[Stored data]

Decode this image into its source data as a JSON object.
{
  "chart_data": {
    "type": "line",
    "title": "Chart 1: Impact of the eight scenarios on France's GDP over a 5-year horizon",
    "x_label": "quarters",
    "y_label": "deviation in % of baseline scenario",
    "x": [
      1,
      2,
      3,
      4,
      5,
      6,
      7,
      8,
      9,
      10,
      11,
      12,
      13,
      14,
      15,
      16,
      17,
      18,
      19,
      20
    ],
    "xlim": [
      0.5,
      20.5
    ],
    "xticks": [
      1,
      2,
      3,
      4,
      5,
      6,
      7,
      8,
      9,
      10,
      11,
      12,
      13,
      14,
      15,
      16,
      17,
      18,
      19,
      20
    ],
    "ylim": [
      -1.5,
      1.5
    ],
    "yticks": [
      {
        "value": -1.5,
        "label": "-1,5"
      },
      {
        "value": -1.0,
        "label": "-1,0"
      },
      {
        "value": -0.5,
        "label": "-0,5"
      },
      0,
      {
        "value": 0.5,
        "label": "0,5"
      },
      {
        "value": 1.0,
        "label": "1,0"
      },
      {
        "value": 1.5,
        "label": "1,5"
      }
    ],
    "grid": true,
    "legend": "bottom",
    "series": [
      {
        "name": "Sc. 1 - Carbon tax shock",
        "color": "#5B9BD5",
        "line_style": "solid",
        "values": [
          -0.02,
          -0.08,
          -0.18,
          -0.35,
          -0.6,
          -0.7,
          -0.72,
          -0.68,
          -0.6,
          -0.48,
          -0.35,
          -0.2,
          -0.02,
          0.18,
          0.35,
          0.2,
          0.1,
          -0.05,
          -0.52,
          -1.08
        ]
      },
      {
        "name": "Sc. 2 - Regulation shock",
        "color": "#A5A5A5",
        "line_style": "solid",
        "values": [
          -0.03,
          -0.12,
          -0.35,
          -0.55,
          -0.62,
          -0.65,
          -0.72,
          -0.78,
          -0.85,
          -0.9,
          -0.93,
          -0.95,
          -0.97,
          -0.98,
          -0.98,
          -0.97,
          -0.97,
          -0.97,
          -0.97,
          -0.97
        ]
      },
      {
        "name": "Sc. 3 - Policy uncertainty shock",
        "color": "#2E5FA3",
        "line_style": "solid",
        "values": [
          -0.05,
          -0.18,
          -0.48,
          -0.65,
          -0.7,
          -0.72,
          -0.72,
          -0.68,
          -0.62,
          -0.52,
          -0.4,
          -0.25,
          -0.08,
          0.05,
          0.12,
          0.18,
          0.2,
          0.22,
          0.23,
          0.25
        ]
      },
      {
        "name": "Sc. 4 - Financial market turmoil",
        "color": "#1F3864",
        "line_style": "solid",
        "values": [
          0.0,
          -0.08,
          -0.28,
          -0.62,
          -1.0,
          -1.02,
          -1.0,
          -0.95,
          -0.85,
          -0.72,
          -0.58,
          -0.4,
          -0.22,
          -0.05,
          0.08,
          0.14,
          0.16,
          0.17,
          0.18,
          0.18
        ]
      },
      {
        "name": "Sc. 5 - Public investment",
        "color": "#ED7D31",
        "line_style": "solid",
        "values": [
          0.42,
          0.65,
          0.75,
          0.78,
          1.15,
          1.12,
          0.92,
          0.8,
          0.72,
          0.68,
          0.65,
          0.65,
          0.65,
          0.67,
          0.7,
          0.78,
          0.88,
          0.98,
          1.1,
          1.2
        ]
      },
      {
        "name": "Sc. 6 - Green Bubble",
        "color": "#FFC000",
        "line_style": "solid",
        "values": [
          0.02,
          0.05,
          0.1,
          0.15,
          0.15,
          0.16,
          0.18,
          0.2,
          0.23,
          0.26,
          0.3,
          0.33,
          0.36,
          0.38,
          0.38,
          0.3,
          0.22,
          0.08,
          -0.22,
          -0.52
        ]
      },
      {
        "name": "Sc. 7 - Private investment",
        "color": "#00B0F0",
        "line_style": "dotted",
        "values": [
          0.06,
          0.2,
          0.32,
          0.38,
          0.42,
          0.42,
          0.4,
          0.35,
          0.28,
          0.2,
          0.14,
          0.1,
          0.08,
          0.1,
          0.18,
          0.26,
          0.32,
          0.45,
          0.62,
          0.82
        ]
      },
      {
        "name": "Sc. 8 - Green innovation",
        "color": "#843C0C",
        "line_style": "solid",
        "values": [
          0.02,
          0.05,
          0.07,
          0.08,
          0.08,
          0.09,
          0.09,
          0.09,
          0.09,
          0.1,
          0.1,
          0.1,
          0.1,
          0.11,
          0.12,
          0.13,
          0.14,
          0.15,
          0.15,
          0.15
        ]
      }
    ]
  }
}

**WORK TO COMPLETE:**
Pull out each line holding the string "color".

**FINAL RESULT:**
        "color": "#5B9BD5",
        "color": "#A5A5A5",
        "color": "#2E5FA3",
        "color": "#1F3864",
        "color": "#ED7D31",
        "color": "#FFC000",
        "color": "#00B0F0",
        "color": "#843C0C",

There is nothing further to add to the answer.